··· RECORD EXCERPTS ···

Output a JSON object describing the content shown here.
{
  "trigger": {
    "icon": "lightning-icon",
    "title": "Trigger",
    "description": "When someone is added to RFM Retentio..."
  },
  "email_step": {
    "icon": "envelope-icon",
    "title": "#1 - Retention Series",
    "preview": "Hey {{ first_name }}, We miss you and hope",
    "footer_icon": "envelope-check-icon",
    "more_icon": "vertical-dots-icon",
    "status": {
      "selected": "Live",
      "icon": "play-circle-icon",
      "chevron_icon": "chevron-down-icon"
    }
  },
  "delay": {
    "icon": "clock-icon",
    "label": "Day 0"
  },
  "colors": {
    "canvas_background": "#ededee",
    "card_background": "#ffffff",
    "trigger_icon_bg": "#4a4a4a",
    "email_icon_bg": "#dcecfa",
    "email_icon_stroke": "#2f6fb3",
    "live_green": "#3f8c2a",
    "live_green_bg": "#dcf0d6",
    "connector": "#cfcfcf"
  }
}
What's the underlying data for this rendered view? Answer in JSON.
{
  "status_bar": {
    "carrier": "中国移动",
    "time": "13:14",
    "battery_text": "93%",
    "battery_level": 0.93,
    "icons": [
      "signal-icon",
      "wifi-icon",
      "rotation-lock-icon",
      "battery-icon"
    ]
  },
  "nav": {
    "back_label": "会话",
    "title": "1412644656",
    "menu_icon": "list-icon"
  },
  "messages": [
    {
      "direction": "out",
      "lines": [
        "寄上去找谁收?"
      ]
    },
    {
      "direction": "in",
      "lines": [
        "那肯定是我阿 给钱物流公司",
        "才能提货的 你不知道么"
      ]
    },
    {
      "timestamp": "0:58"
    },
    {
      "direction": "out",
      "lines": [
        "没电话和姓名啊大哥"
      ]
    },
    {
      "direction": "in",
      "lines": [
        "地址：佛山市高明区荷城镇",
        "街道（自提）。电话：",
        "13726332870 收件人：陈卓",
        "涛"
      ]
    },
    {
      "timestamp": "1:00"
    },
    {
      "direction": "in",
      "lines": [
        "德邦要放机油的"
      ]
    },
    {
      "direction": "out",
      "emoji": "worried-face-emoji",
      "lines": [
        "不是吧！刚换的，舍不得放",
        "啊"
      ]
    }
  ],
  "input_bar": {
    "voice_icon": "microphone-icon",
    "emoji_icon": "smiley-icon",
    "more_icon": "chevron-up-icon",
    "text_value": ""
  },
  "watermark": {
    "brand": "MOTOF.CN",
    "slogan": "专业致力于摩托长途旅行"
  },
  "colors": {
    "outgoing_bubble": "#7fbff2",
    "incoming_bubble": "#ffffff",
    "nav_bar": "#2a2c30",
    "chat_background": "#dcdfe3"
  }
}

···

* _DIRECTIONS FOR THIS TASK_
Give the records above again, word for word.

* _RESPONSE TO THIS EXERCISE_
Output a JSON object describing the content shown here.
{
  "trigger": {
    "icon": "lightning-icon",
    "title": "Trigger",
    "description": "When someone is added to RFM Retentio..."
  },
  "email_step": {
    "icon": "envelope-icon",
    "title": "#1 - Retention Series",
    "preview": "Hey {{ first_name }}, We miss you and hope",
    "footer_icon": "envelope-check-icon",
    "more_icon": "vertical-dots-icon",
    "status": {
      "selected": "Live",
      "icon": "play-circle-icon",
      "chevron_icon": "chevron-down-icon"
    }
  },
  "delay": {
    "icon": "clock-icon",
    "label": "Day 0"
  },
  "colors": {
    "canvas_background": "#ededee",
    "card_background": "#ffffff",
    "trigger_icon_bg": "#4a4a4a",
    "email_icon_bg": "#dcecfa",
    "email_icon_stroke": "#2f6fb3",
    "live_green": "#3f8c2a",
    "live_green_bg": "#dcf0d6",
    "connector": "#cfcfcf"
  }
}
What's the underlying data for this rendered view? Answer in JSON.
{
  "status_bar": {
    "carrier": "中国移动",
    "time": "13:14",
    "battery_text": "93%",
    "battery_level": 0.93,
    "icons": [
      "signal-icon",
      "wifi-icon",
      "rotation-lock-icon",
      "battery-icon"
    ]
  },
  "nav": {
    "back_label": "会话",
    "title": "1412644656",
    "menu_icon": "list-icon"
  },
  "messages": [
    {
      "direction": "out",
      "lines": [
        "寄上去找谁收?"
      ]
    },
    {
      "direction": "in",
      "lines": [
        "那肯定是我阿 给钱物流公司",
        "才能提货的 你不知道么"
      ]
    },
    {
      "timestamp": "0:58"
    },
    {
      "direction": "out",
      "lines": [
        "没电话和姓名啊大哥"
      ]
    },
    {
      "direction": "in",
      "lines": [
        "地址：佛山市高明区荷城镇",
        "街道（自提）。电话：",
        "13726332870 收件人：陈卓",
        "涛"
      ]
    },
    {
      "timestamp": "1:00"
    },
    {
      "direction": "in",
      "lines": [
        "德邦要放机油的"
      ]
    },
    {
      "direction": "out",
      "emoji": "worried-face-emoji",
      "lines": [
        "不是吧！刚换的，舍不得放",
        "啊"
      ]
    }
  ],
  "input_bar": {
    "voice_icon": "microphone-icon",
    "emoji_icon": "smiley-icon",
    "more_icon": "chevron-up-icon",
    "text_value": ""
  },
  "watermark": {
    "brand": "MOTOF.CN",
    "slogan": "专业致力于摩托长途旅行"
  },
  "colors": {
    "outgoing_bubble": "#7fbff2",
    "incoming_bubble": "#ffffff",
    "nav_bar": "#2a2c30",
    "chat_background": "#dcdfe3"
  }
}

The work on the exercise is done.